[Problem statement]
Give the number of lines containing the word "điều" and nothing more.
================================
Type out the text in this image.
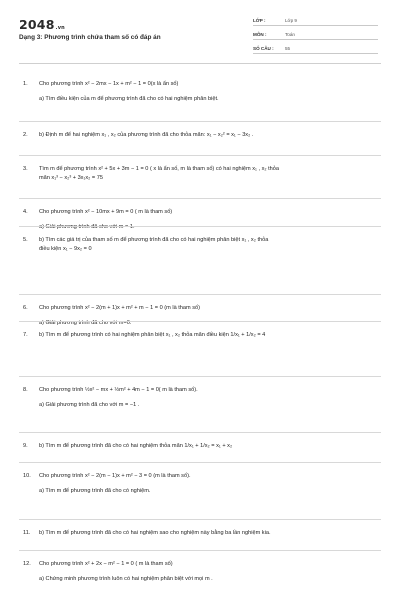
2048.vn
Dạng 3: Phương trình chứa tham số có đáp án
LỚP :	Lớp 9
MÔN :	Toán
SỐ CÂU : 55
1. Cho phương trình x² − 2mx − 1x + m² − 1 = 0(x là ẩn số)
a) Tìm điều kiện của m để phương trình đã cho có hai nghiệm phân biệt.
2. b) Định m để hai nghiệm x₁ , x₂ của phương trình đã cho thỏa mãn: x₁ − x₂² = x₁ − 3x₂ .
3. Tìm m để phương trình x² + 5x + 3m − 1 = 0 ( x là ẩn số, m là tham số) có hai nghiệm x₁ , x₂ thỏa
mãn x₁³ − x₂³ + 3x₁x₂ = 75
4. Cho phương trình x² − 10mx + 9m = 0 ( m là tham số)
a) Giải phương trình đã cho với m = 1.
5. b) Tìm các giá trị của tham số m để phương trình đã cho có hai nghiệm phân biệt x₁ , x₂ thỏa
điều kiện x₁ − 9x₂ = 0
6. Cho phương trình x² − 2(m + 1)x + m² + m − 1 = 0 (m là tham số)
a) Giải phương trình đã cho với m=0.
7. b) Tìm m để phương trình có hai nghiệm phân biệt x₁ , x₂ thỏa mãn điều kiện 1/x₁ + 1/x₂ = 4
8. Cho phương trình ½x² − mx + ½m² + 4m − 1 = 0( m là tham số).
a) Giải phương trình đã cho với m = −1 .
9. b) Tìm m để phương trình đã cho có hai nghiệm thỏa mãn 1/x₁ + 1/x₂ = x₁ + x₂
10. Cho phương trình x² − 2(m − 1)x + m² − 3 = 0 (m là tham số).
a) Tìm m để phương trình đã cho có nghiệm.
11. b) Tìm m để phương trình đã cho có hai nghiệm sao cho nghiệm này bằng ba lần nghiệm kia.
12. Cho phương trình x² + 2x − m² − 1 = 0 ( m là tham số)
a) Chứng minh phương trình luôn có hai nghiệm phân biệt với mọi m .
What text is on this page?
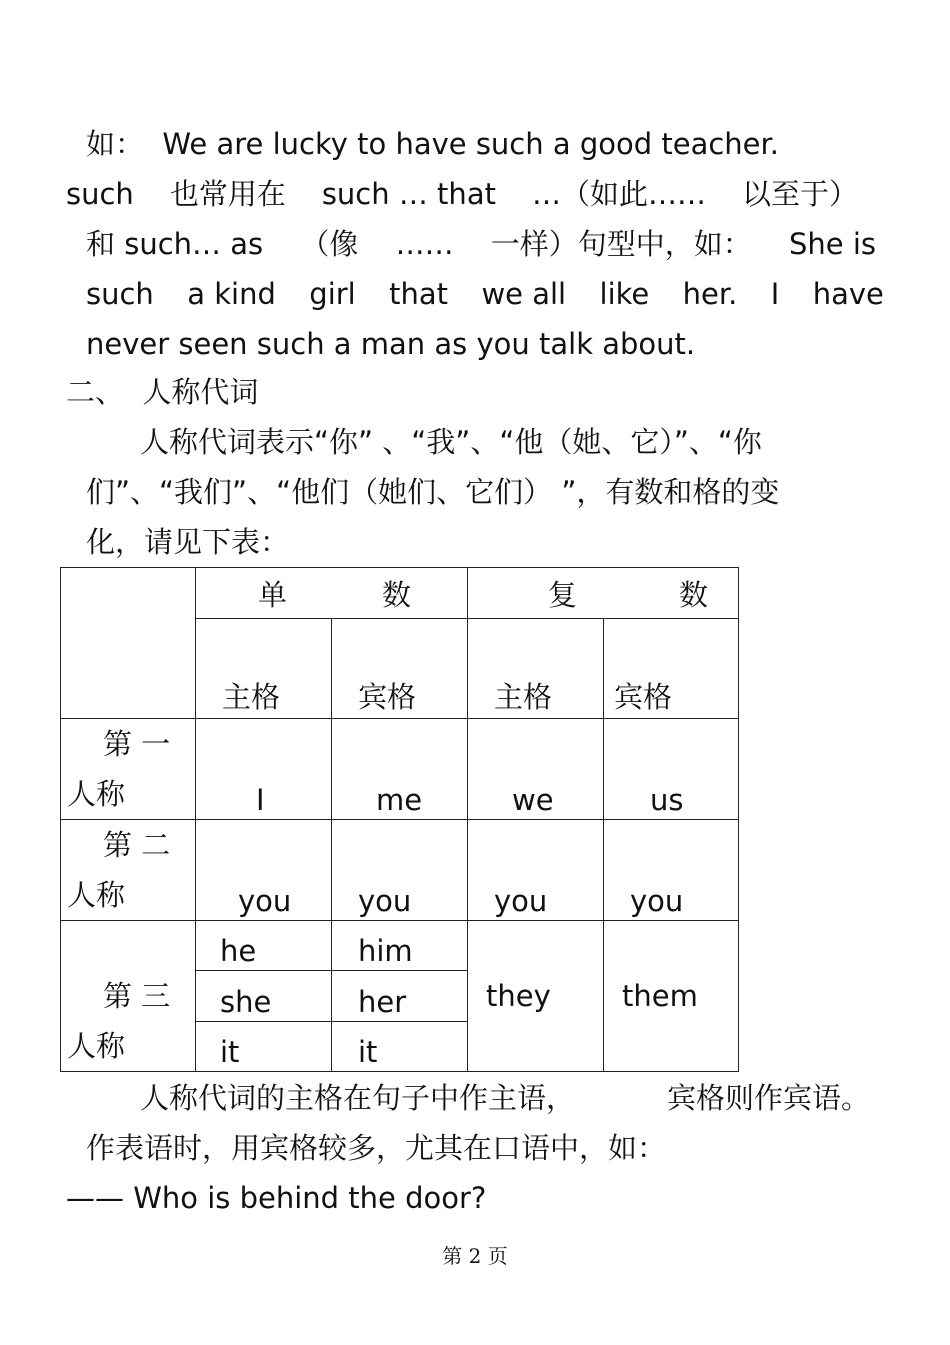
如：  We are lucky to have such a good teacher.
such 也常用在 such … that …（如此…… 以至于）
和 such… as （像 …… 一样）句型中，如： She is
such a kind girl that we all like her. I have
never seen such a man as you talk about.
二、  人称代词
人称代词表示“你” 、“我”、“他（她、它）”、“你
们”、“我们”、“他们（她们、它们） ”，有数和格的变
化，请见下表：

	单 数		复 数	

	主格	宾格	主格	宾格

第 一
人称	I	me	we	us

第 二
人称	you	you	you	you

第 三
人称	he	him	they	them

	she	her		

	it	it		
人称代词的主格在句子中作主语，	宾格则作宾语。
作表语时，用宾格较多，尤其在口语中，如：
—— Who is behind the door?
第 2 页
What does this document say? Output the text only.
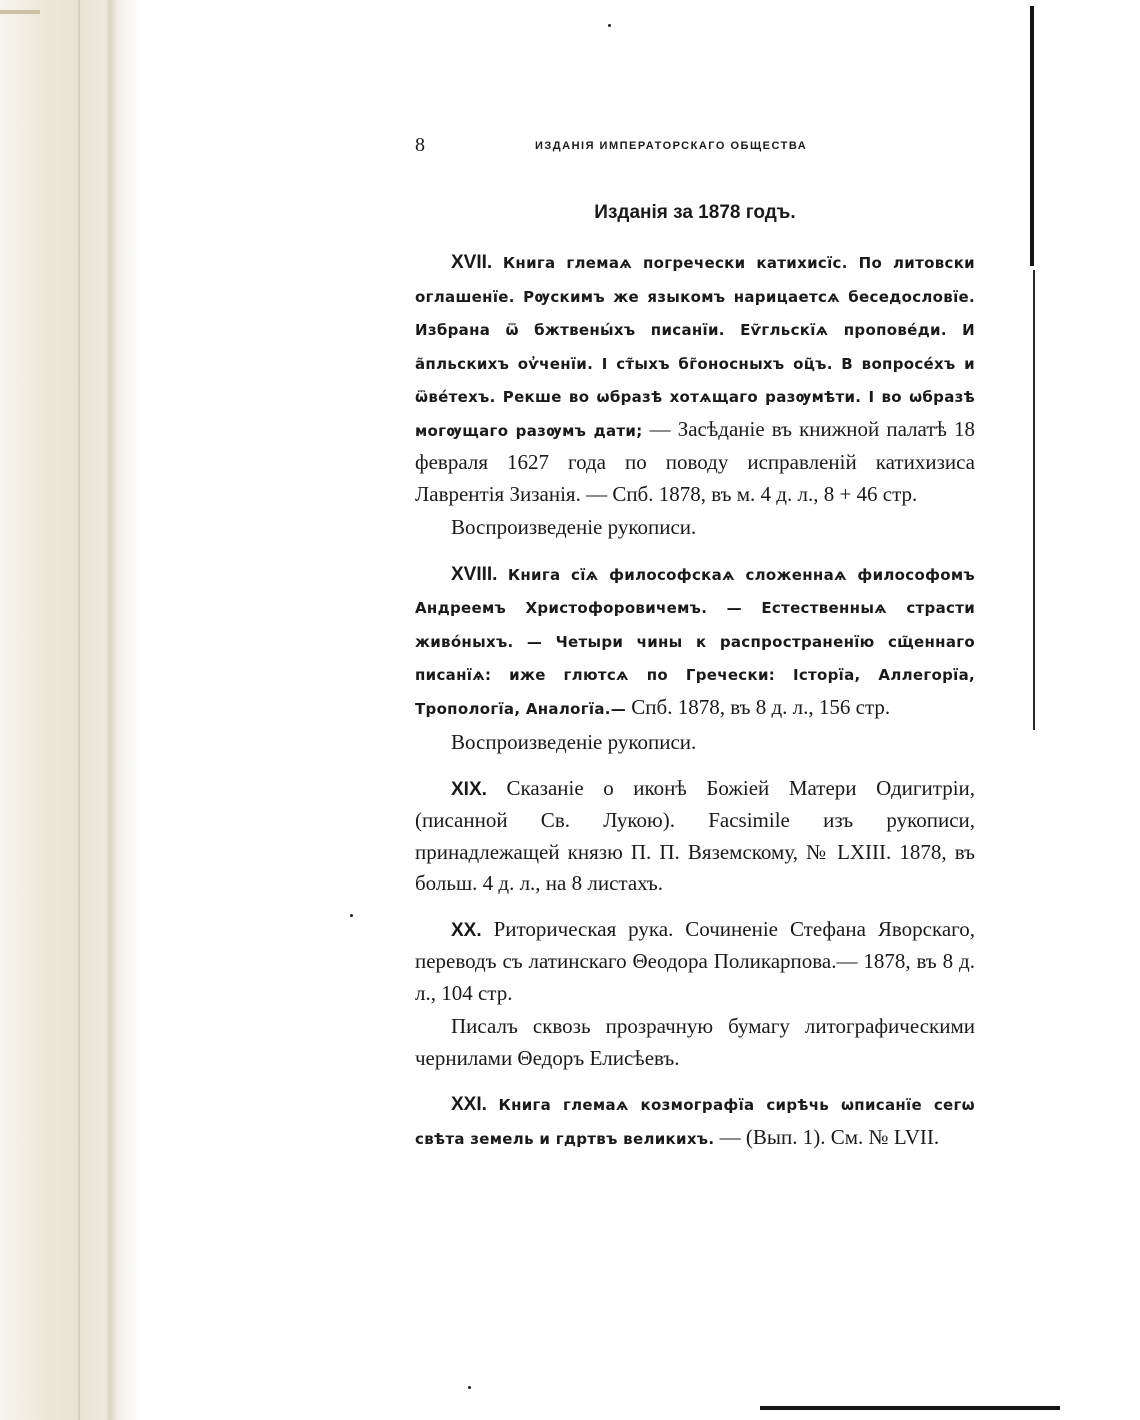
8	ИЗДАНІЯ ИМПЕРАТОРСКАГО ОБЩЕСТВА
Изданія за 1878 годъ.

XVII. Книга глемаѧ погречески катихисїс. По литовски оглашенїе. Рѹскимъ же языкомъ нарицаетсѧ беседословїе. Избрана ѿ бжтвены́хъ писанїи. Еѵ̃гльскїѧ пропове́ди. И а̃пльскихъ оѵ̓ченїи. І ст̃ыхъ бг̃оносныхъ оц̃ъ. В вопросе́хъ и ѿве́техъ. Рекше во ѡбразѣ хотѧщаго разѹмѣти. І во ѡбразѣ могѹщаго разѹмъ дати; — Засѣданіе въ книжной палатѣ 18 февраля 1627 года по поводу исправленій катихизиса Лаврентія Зизанія. — Спб. 1878, въ м. 4 д. л., 8 + 46 стр.

Воспроизведеніе рукописи.

XVIII. Книга сїѧ философскаѧ сложеннаѧ философомъ Андреемъ Христофоровичемъ. — Естественныѧ страсти живо́ныхъ. — Четыри чины к распространенїю сщ̃еннаго писанїѧ: иже глютсѧ по Гречески: Історїа, Аллегорїа, Тропологїа, Аналогїа.— Спб. 1878, въ 8 д. л., 156 стр.

Воспроизведеніе рукописи.

XIX. Сказаніе о иконѣ Божіей Матери Одигитріи, (писанной Св. Лукою). Facsimile изъ рукописи, принадлежащей князю П. П. Вяземскому, № LXIII. 1878, въ больш. 4 д. л., на 8 листахъ.

XX. Риторическая рука. Сочиненіе Стефана Яворскаго, переводъ съ латинскаго Θеодора Поликарпова.— 1878, въ 8 д. л., 104 стр.

Писалъ сквозь прозрачную бумагу литографическими чернилами Θедоръ Елисѣевъ.

XXI. Книга глемаѧ козмографїа сирѣчь ѡписанїе сегѡ свѣта земель и гдртвъ великихъ. — (Вып. 1). См. № LVII.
================================
[Task output]
3